§ **Work to do**:
Transcribe all of the material exactly.

Dataset rows:
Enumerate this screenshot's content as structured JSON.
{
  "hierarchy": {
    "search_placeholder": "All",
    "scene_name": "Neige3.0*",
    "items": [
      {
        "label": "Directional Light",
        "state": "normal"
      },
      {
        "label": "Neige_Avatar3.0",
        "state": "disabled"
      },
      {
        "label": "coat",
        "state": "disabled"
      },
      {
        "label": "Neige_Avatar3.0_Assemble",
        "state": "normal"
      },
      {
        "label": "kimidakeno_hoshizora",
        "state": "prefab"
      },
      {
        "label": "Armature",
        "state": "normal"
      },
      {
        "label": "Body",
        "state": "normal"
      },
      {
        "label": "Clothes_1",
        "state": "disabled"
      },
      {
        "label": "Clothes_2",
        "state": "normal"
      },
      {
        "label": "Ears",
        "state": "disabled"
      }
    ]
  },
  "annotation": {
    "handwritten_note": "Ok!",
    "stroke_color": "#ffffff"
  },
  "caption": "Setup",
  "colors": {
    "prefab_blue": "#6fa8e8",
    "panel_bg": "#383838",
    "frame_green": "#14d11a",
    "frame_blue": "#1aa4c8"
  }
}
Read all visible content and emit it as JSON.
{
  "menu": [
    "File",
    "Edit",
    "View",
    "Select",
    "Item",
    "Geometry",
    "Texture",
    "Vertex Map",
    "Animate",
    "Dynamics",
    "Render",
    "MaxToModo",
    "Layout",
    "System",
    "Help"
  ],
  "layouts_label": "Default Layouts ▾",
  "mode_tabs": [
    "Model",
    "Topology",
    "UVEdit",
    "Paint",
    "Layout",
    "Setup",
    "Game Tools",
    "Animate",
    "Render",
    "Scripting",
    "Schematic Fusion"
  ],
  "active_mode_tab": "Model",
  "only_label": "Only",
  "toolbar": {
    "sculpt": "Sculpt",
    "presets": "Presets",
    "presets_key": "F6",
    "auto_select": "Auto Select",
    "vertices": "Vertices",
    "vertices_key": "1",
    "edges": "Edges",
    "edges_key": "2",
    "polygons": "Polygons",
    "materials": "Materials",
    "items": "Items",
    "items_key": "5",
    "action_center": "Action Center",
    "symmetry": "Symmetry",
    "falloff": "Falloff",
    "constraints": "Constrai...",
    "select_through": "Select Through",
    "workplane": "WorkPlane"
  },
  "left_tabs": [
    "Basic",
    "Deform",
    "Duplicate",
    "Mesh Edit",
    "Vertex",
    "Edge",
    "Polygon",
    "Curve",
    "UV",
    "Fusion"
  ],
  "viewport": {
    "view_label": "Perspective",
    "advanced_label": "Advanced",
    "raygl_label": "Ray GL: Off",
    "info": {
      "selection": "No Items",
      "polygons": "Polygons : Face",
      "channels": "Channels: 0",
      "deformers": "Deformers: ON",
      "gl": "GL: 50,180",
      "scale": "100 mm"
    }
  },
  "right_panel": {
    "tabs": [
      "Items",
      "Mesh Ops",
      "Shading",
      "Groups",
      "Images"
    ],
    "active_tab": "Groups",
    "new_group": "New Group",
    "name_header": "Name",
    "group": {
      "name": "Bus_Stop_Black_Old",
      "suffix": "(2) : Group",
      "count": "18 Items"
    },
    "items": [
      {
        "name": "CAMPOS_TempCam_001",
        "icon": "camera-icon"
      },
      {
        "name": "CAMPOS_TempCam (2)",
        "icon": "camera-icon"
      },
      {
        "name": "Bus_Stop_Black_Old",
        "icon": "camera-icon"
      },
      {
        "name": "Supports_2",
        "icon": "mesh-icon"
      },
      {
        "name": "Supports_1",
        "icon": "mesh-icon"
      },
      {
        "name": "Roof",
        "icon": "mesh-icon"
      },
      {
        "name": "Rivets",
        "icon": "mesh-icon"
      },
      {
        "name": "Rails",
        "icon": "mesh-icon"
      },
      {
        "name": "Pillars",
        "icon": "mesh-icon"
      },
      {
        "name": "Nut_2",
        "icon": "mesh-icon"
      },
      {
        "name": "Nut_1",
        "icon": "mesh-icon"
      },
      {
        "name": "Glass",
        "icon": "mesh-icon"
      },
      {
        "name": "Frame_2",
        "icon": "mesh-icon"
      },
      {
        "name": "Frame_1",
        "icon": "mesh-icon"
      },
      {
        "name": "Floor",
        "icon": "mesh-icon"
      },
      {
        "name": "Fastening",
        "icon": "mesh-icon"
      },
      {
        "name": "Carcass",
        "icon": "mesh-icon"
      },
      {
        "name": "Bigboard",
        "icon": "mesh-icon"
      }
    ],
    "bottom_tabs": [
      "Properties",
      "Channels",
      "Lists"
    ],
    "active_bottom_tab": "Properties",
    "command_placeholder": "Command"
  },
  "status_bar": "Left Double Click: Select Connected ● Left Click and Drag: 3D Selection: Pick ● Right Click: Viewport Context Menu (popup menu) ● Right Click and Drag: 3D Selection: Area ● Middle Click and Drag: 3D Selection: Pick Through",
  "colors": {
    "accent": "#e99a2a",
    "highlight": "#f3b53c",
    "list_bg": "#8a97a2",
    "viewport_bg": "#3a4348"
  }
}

§ **Solution for this exercise**:
Enumerate this screenshot's content as structured JSON.
{
  "hierarchy": {
    "search_placeholder": "All",
    "scene_name": "Neige3.0*",
    "items": [
      {
        "label": "Directional Light",
        "state": "normal"
      },
      {
        "label": "Neige_Avatar3.0",
        "state": "disabled"
      },
      {
        "label": "coat",
        "state": "disabled"
      },
      {
        "label": "Neige_Avatar3.0_Assemble",
        "state": "normal"
      },
      {
        "label": "kimidakeno_hoshizora",
        "state": "prefab"
      },
      {
        "label": "Armature",
        "state": "normal"
      },
      {
        "label": "Body",
        "state": "normal"
      },
      {
        "label": "Clothes_1",
        "state": "disabled"
      },
      {
        "label": "Clothes_2",
        "state": "normal"
      },
      {
        "label": "Ears",
        "state": "disabled"
      }
    ]
  },
  "annotation": {
    "handwritten_note": "Ok!",
    "stroke_color": "#ffffff"
  },
  "caption": "Setup",
  "colors": {
    "prefab_blue": "#6fa8e8",
    "panel_bg": "#383838",
    "frame_green": "#14d11a",
    "frame_blue": "#1aa4c8"
  }
}
Read all visible content and emit it as JSON.
{
  "menu": [
    "File",
    "Edit",
    "View",
    "Select",
    "Item",
    "Geometry",
    "Texture",
    "Vertex Map",
    "Animate",
    "Dynamics",
    "Render",
    "MaxToModo",
    "Layout",
    "System",
    "Help"
  ],
  "layouts_label": "Default Layouts ▾",
  "mode_tabs": [
    "Model",
    "Topology",
    "UVEdit",
    "Paint",
    "Layout",
    "Setup",
    "Game Tools",
    "Animate",
    "Render",
    "Scripting",
    "Schematic Fusion"
  ],
  "active_mode_tab": "Model",
  "only_label": "Only",
  "toolbar": {
    "sculpt": "Sculpt",
    "presets": "Presets",
    "presets_key": "F6",
    "auto_select": "Auto Select",
    "vertices": "Vertices",
    "vertices_key": "1",
    "edges": "Edges",
    "edges_key": "2",
    "polygons": "Polygons",
    "materials": "Materials",
    "items": "Items",
    "items_key": "5",
    "action_center": "Action Center",
    "symmetry": "Symmetry",
    "falloff": "Falloff",
    "constraints": "Constrai...",
    "select_through": "Select Through",
    "workplane": "WorkPlane"
  },
  "left_tabs": [
    "Basic",
    "Deform",
    "Duplicate",
    "Mesh Edit",
    "Vertex",
    "Edge",
    "Polygon",
    "Curve",
    "UV",
    "Fusion"
  ],
  "viewport": {
    "view_label": "Perspective",
    "advanced_label": "Advanced",
    "raygl_label": "Ray GL: Off",
    "info": {
      "selection": "No Items",
      "polygons": "Polygons : Face",
      "channels": "Channels: 0",
      "deformers": "Deformers: ON",
      "gl": "GL: 50,180",
      "scale": "100 mm"
    }
  },
  "right_panel": {
    "tabs": [
      "Items",
      "Mesh Ops",
      "Shading",
      "Groups",
      "Images"
    ],
    "active_tab": "Groups",
    "new_group": "New Group",
    "name_header": "Name",
    "group": {
      "name": "Bus_Stop_Black_Old",
      "suffix": "(2) : Group",
      "count": "18 Items"
    },
    "items": [
      {
        "name": "CAMPOS_TempCam_001",
        "icon": "camera-icon"
      },
      {
        "name": "CAMPOS_TempCam (2)",
        "icon": "camera-icon"
      },
      {
        "name": "Bus_Stop_Black_Old",
        "icon": "camera-icon"
      },
      {
        "name": "Supports_2",
        "icon": "mesh-icon"
      },
      {
        "name": "Supports_1",
        "icon": "mesh-icon"
      },
      {
        "name": "Roof",
        "icon": "mesh-icon"
      },
      {
        "name": "Rivets",
        "icon": "mesh-icon"
      },
      {
        "name": "Rails",
        "icon": "mesh-icon"
      },
      {
        "name": "Pillars",
        "icon": "mesh-icon"
      },
      {
        "name": "Nut_2",
        "icon": "mesh-icon"
      },
      {
        "name": "Nut_1",
        "icon": "mesh-icon"
      },
      {
        "name": "Glass",
        "icon": "mesh-icon"
      },
      {
        "name": "Frame_2",
        "icon": "mesh-icon"
      },
      {
        "name": "Frame_1",
        "icon": "mesh-icon"
      },
      {
        "name": "Floor",
        "icon": "mesh-icon"
      },
      {
        "name": "Fastening",
        "icon": "mesh-icon"
      },
      {
        "name": "Carcass",
        "icon": "mesh-icon"
      },
      {
        "name": "Bigboard",
        "icon": "mesh-icon"
      }
    ],
    "bottom_tabs": [
      "Properties",
      "Channels",
      "Lists"
    ],
    "active_bottom_tab": "Properties",
    "command_placeholder": "Command"
  },
  "status_bar": "Left Double Click: Select Connected ● Left Click and Drag: 3D Selection: Pick ● Right Click: Viewport Context Menu (popup menu) ● Right Click and Drag: 3D Selection: Area ● Middle Click and Drag: 3D Selection: Pick Through",
  "colors": {
    "accent": "#e99a2a",
    "highlight": "#f3b53c",
    "list_bg": "#8a97a2",
    "viewport_bg": "#3a4348"
  }
}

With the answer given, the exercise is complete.